**DO THIS:**
Output each line of the material exactly as it stands.

**DATA RECORDS:**
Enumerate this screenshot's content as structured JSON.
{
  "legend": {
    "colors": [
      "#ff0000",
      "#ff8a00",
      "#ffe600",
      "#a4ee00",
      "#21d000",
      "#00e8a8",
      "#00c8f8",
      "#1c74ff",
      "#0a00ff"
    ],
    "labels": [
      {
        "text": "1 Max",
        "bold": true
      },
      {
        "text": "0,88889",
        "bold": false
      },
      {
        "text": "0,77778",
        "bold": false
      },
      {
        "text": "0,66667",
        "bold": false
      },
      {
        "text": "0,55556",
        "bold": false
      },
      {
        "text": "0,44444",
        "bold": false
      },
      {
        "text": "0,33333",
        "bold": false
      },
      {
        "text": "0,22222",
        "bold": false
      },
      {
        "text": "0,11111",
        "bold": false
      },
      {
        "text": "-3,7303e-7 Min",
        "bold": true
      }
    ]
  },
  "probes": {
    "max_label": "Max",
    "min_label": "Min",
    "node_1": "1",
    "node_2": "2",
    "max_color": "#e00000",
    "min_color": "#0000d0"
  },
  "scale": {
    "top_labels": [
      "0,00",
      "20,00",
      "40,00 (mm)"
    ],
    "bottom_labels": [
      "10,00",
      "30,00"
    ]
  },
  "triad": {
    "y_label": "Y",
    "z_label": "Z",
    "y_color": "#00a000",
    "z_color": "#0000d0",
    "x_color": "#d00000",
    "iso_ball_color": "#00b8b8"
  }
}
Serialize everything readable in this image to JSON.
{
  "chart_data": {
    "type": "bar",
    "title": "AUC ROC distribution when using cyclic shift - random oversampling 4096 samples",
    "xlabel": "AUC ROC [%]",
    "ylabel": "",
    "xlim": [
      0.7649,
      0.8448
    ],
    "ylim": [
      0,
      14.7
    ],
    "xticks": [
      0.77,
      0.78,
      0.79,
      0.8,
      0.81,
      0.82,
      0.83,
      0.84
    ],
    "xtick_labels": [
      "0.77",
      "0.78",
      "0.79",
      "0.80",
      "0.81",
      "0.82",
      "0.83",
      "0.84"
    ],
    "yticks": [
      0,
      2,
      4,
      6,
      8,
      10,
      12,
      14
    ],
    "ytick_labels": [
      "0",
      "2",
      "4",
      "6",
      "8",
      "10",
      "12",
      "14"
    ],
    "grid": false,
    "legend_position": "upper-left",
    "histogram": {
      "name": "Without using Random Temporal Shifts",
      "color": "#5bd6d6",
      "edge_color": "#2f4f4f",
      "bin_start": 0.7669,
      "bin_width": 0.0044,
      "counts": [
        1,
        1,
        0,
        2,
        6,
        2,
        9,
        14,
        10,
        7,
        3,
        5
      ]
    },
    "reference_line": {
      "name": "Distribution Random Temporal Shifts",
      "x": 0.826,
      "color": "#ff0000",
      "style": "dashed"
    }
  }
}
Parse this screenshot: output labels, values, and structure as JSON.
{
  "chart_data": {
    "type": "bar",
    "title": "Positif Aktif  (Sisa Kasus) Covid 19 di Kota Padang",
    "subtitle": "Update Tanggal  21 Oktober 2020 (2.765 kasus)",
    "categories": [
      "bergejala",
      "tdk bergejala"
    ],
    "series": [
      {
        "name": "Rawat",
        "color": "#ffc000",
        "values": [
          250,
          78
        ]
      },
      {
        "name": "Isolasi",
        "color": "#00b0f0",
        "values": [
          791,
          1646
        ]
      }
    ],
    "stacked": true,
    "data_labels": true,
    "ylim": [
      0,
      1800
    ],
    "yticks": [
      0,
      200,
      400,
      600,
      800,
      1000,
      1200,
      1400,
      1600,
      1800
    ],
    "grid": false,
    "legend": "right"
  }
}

**TASK SOLUTION:**
Enumerate this screenshot's content as structured JSON.
{
  "legend": {
    "colors": [
      "#ff0000",
      "#ff8a00",
      "#ffe600",
      "#a4ee00",
      "#21d000",
      "#00e8a8",
      "#00c8f8",
      "#1c74ff",
      "#0a00ff"
    ],
    "labels": [
      {
        "text": "1 Max",
        "bold": true
      },
      {
        "text": "0,88889",
        "bold": false
      },
      {
        "text": "0,77778",
        "bold": false
      },
      {
        "text": "0,66667",
        "bold": false
      },
      {
        "text": "0,55556",
        "bold": false
      },
      {
        "text": "0,44444",
        "bold": false
      },
      {
        "text": "0,33333",
        "bold": false
      },
      {
        "text": "0,22222",
        "bold": false
      },
      {
        "text": "0,11111",
        "bold": false
      },
      {
        "text": "-3,7303e-7 Min",
        "bold": true
      }
    ]
  },
  "probes": {
    "max_label": "Max",
    "min_label": "Min",
    "node_1": "1",
    "node_2": "2",
    "max_color": "#e00000",
    "min_color": "#0000d0"
  },
  "scale": {
    "top_labels": [
      "0,00",
      "20,00",
      "40,00 (mm)"
    ],
    "bottom_labels": [
      "10,00",
      "30,00"
    ]
  },
  "triad": {
    "y_label": "Y",
    "z_label": "Z",
    "y_color": "#00a000",
    "z_color": "#0000d0",
    "x_color": "#d00000",
    "iso_ball_color": "#00b8b8"
  }
}
Serialize everything readable in this image to JSON.
{
  "chart_data": {
    "type": "bar",
    "title": "AUC ROC distribution when using cyclic shift - random oversampling 4096 samples",
    "xlabel": "AUC ROC [%]",
    "ylabel": "",
    "xlim": [
      0.7649,
      0.8448
    ],
    "ylim": [
      0,
      14.7
    ],
    "xticks": [
      0.77,
      0.78,
      0.79,
      0.8,
      0.81,
      0.82,
      0.83,
      0.84
    ],
    "xtick_labels": [
      "0.77",
      "0.78",
      "0.79",
      "0.80",
      "0.81",
      "0.82",
      "0.83",
      "0.84"
    ],
    "yticks": [
      0,
      2,
      4,
      6,
      8,
      10,
      12,
      14
    ],
    "ytick_labels": [
      "0",
      "2",
      "4",
      "6",
      "8",
      "10",
      "12",
      "14"
    ],
    "grid": false,
    "legend_position": "upper-left",
    "histogram": {
      "name": "Without using Random Temporal Shifts",
      "color": "#5bd6d6",
      "edge_color": "#2f4f4f",
      "bin_start": 0.7669,
      "bin_width": 0.0044,
      "counts": [
        1,
        1,
        0,
        2,
        6,
        2,
        9,
        14,
        10,
        7,
        3,
        5
      ]
    },
    "reference_line": {
      "name": "Distribution Random Temporal Shifts",
      "x": 0.826,
      "color": "#ff0000",
      "style": "dashed"
    }
  }
}
Parse this screenshot: output labels, values, and structure as JSON.
{
  "chart_data": {
    "type": "bar",
    "title": "Positif Aktif  (Sisa Kasus) Covid 19 di Kota Padang",
    "subtitle": "Update Tanggal  21 Oktober 2020 (2.765 kasus)",
    "categories": [
      "bergejala",
      "tdk bergejala"
    ],
    "series": [
      {
        "name": "Rawat",
        "color": "#ffc000",
        "values": [
          250,
          78
        ]
      },
      {
        "name": "Isolasi",
        "color": "#00b0f0",
        "values": [
          791,
          1646
        ]
      }
    ],
    "stacked": true,
    "data_labels": true,
    "ylim": [
      0,
      1800
    ],
    "yticks": [
      0,
      200,
      400,
      600,
      800,
      1000,
      1200,
      1400,
      1600,
      1800
    ],
    "grid": false,
    "legend": "right"
  }
}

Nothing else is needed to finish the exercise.